--- ENTRIES SHOWN ---
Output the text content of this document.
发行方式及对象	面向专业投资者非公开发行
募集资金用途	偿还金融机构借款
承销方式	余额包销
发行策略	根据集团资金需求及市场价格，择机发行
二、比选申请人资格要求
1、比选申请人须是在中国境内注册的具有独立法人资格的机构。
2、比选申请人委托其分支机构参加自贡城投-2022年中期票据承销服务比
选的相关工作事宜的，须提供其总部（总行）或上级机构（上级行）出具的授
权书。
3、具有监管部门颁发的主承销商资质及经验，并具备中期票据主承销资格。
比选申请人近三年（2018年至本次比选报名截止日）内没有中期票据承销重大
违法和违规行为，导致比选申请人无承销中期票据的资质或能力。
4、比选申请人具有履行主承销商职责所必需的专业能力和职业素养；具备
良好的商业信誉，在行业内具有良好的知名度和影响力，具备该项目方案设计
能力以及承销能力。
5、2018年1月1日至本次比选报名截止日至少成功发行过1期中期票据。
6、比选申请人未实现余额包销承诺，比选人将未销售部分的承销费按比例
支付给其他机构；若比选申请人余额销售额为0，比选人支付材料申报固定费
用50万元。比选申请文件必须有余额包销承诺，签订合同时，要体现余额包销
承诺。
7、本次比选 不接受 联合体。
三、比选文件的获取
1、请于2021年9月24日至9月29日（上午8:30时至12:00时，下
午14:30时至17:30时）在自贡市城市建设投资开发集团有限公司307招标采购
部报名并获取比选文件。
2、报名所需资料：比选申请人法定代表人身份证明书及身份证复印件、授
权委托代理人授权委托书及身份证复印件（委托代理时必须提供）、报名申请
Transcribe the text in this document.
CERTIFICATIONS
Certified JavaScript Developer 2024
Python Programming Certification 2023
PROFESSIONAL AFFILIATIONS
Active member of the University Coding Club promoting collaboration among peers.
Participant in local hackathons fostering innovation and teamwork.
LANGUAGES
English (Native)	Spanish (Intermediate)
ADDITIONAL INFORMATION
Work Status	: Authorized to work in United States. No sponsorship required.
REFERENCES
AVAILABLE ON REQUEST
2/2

--- WHAT TO PRODUCE ---
Repeat the data in its entirety, character for character.

--- TASK SOLUTION ---
Output the text content of this document.
发行方式及对象	面向专业投资者非公开发行
募集资金用途	偿还金融机构借款
承销方式	余额包销
发行策略	根据集团资金需求及市场价格，择机发行
二、比选申请人资格要求
1、比选申请人须是在中国境内注册的具有独立法人资格的机构。
2、比选申请人委托其分支机构参加自贡城投-2022年中期票据承销服务比
选的相关工作事宜的，须提供其总部（总行）或上级机构（上级行）出具的授
权书。
3、具有监管部门颁发的主承销商资质及经验，并具备中期票据主承销资格。
比选申请人近三年（2018年至本次比选报名截止日）内没有中期票据承销重大
违法和违规行为，导致比选申请人无承销中期票据的资质或能力。
4、比选申请人具有履行主承销商职责所必需的专业能力和职业素养；具备
良好的商业信誉，在行业内具有良好的知名度和影响力，具备该项目方案设计
能力以及承销能力。
5、2018年1月1日至本次比选报名截止日至少成功发行过1期中期票据。
6、比选申请人未实现余额包销承诺，比选人将未销售部分的承销费按比例
支付给其他机构；若比选申请人余额销售额为0，比选人支付材料申报固定费
用50万元。比选申请文件必须有余额包销承诺，签订合同时，要体现余额包销
承诺。
7、本次比选 不接受 联合体。
三、比选文件的获取
1、请于2021年9月24日至9月29日（上午8:30时至12:00时，下
午14:30时至17:30时）在自贡市城市建设投资开发集团有限公司307招标采购
部报名并获取比选文件。
2、报名所需资料：比选申请人法定代表人身份证明书及身份证复印件、授
权委托代理人授权委托书及身份证复印件（委托代理时必须提供）、报名申请
Transcribe the text in this document.
CERTIFICATIONS
Certified JavaScript Developer 2024
Python Programming Certification 2023
PROFESSIONAL AFFILIATIONS
Active member of the University Coding Club promoting collaboration among peers.
Participant in local hackathons fostering innovation and teamwork.
LANGUAGES
English (Native)	Spanish (Intermediate)
ADDITIONAL INFORMATION
Work Status	: Authorized to work in United States. No sponsorship required.
REFERENCES
AVAILABLE ON REQUEST
2/2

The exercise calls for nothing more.